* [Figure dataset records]

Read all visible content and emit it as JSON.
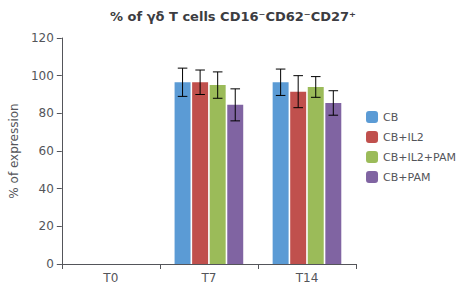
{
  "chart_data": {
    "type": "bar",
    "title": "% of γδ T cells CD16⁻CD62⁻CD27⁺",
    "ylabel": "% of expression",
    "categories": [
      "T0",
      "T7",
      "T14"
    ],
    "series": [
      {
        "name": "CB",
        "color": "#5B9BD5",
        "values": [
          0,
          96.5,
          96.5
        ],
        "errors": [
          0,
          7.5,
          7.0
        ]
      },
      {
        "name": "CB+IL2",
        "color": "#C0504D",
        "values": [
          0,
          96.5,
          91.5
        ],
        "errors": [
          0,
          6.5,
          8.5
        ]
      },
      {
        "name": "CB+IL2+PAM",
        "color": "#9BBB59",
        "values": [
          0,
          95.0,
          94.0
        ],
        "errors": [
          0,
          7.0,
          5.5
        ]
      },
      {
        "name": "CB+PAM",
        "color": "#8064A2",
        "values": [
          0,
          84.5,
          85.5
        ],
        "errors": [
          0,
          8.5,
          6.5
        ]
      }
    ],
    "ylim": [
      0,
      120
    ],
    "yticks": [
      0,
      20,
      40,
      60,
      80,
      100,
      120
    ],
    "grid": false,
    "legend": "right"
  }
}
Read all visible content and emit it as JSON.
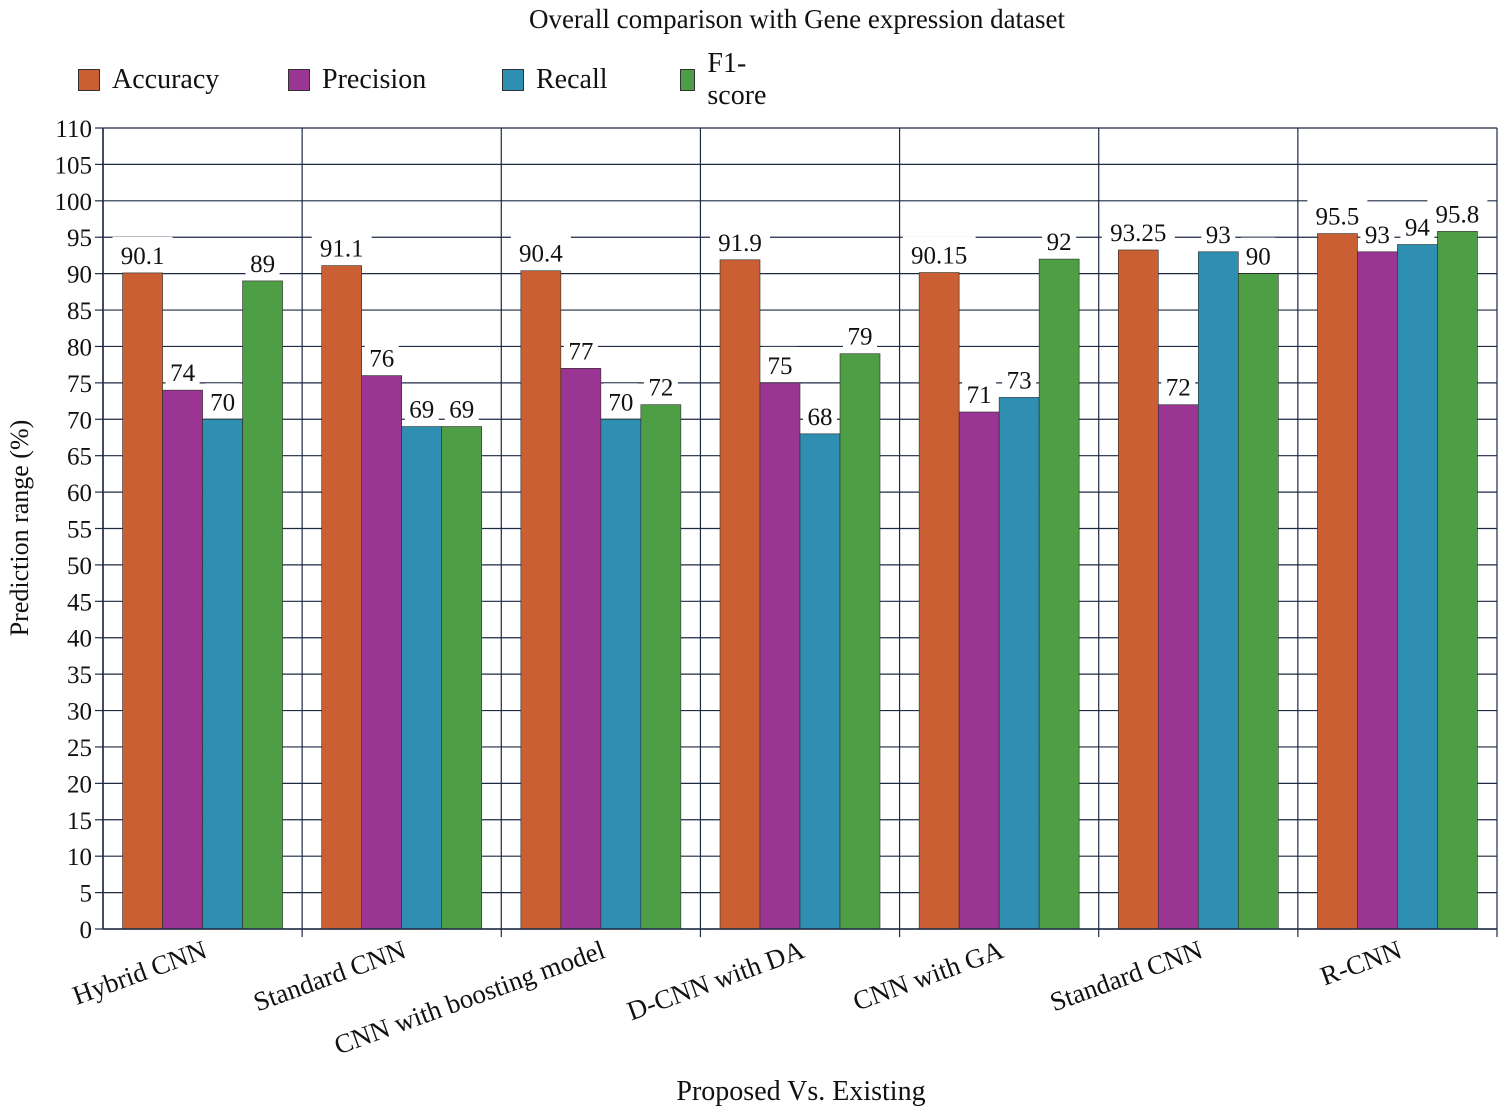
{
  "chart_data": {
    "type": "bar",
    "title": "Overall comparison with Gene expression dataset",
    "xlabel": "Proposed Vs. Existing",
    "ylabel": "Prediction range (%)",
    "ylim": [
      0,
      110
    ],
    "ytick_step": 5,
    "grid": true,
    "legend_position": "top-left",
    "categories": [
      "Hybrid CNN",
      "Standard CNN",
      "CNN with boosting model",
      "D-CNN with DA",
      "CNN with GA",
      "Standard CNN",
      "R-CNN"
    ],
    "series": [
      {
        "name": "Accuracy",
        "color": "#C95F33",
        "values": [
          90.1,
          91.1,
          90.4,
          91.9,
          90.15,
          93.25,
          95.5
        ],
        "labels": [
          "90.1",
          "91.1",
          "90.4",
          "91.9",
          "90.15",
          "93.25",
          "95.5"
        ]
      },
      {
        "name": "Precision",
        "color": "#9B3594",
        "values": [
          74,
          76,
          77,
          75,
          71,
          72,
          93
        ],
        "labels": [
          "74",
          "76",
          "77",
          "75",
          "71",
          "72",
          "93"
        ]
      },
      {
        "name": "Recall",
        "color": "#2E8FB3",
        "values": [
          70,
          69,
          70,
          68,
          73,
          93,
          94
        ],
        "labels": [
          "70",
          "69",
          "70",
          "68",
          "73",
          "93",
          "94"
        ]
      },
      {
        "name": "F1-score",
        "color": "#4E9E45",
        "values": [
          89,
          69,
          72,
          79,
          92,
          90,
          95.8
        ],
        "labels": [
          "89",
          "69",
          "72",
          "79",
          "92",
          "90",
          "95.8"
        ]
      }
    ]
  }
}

* [TASK BRIEF] Exact copy, no pictures: reproduce every record as it stands.

* [RESPONSE TO THIS EXERCISE]
Read all visible content and emit it as JSON.
{
  "chart_data": {
    "type": "bar",
    "title": "% of γδ T cells CD16⁻CD62⁻CD27⁺",
    "ylabel": "% of expression",
    "categories": [
      "T0",
      "T7",
      "T14"
    ],
    "series": [
      {
        "name": "CB",
        "color": "#5B9BD5",
        "values": [
          0,
          96.5,
          96.5
        ],
        "errors": [
          0,
          7.5,
          7.0
        ]
      },
      {
        "name": "CB+IL2",
        "color": "#C0504D",
        "values": [
          0,
          96.5,
          91.5
        ],
        "errors": [
          0,
          6.5,
          8.5
        ]
      },
      {
        "name": "CB+IL2+PAM",
        "color": "#9BBB59",
        "values": [
          0,
          95.0,
          94.0
        ],
        "errors": [
          0,
          7.0,
          5.5
        ]
      },
      {
        "name": "CB+PAM",
        "color": "#8064A2",
        "values": [
          0,
          84.5,
          85.5
        ],
        "errors": [
          0,
          8.5,
          6.5
        ]
      }
    ],
    "ylim": [
      0,
      120
    ],
    "yticks": [
      0,
      20,
      40,
      60,
      80,
      100,
      120
    ],
    "grid": false,
    "legend": "right"
  }
}
Read all visible content and emit it as JSON.
{
  "chart_data": {
    "type": "bar",
    "title": "Overall comparison with Gene expression dataset",
    "xlabel": "Proposed Vs. Existing",
    "ylabel": "Prediction range (%)",
    "ylim": [
      0,
      110
    ],
    "ytick_step": 5,
    "grid": true,
    "legend_position": "top-left",
    "categories": [
      "Hybrid CNN",
      "Standard CNN",
      "CNN with boosting model",
      "D-CNN with DA",
      "CNN with GA",
      "Standard CNN",
      "R-CNN"
    ],
    "series": [
      {
        "name": "Accuracy",
        "color": "#C95F33",
        "values": [
          90.1,
          91.1,
          90.4,
          91.9,
          90.15,
          93.25,
          95.5
        ],
        "labels": [
          "90.1",
          "91.1",
          "90.4",
          "91.9",
          "90.15",
          "93.25",
          "95.5"
        ]
      },
      {
        "name": "Precision",
        "color": "#9B3594",
        "values": [
          74,
          76,
          77,
          75,
          71,
          72,
          93
        ],
        "labels": [
          "74",
          "76",
          "77",
          "75",
          "71",
          "72",
          "93"
        ]
      },
      {
        "name": "Recall",
        "color": "#2E8FB3",
        "values": [
          70,
          69,
          70,
          68,
          73,
          93,
          94
        ],
        "labels": [
          "70",
          "69",
          "70",
          "68",
          "73",
          "93",
          "94"
        ]
      },
      {
        "name": "F1-score",
        "color": "#4E9E45",
        "values": [
          89,
          69,
          72,
          79,
          92,
          90,
          95.8
        ],
        "labels": [
          "89",
          "69",
          "72",
          "79",
          "92",
          "90",
          "95.8"
        ]
      }
    ]
  }
}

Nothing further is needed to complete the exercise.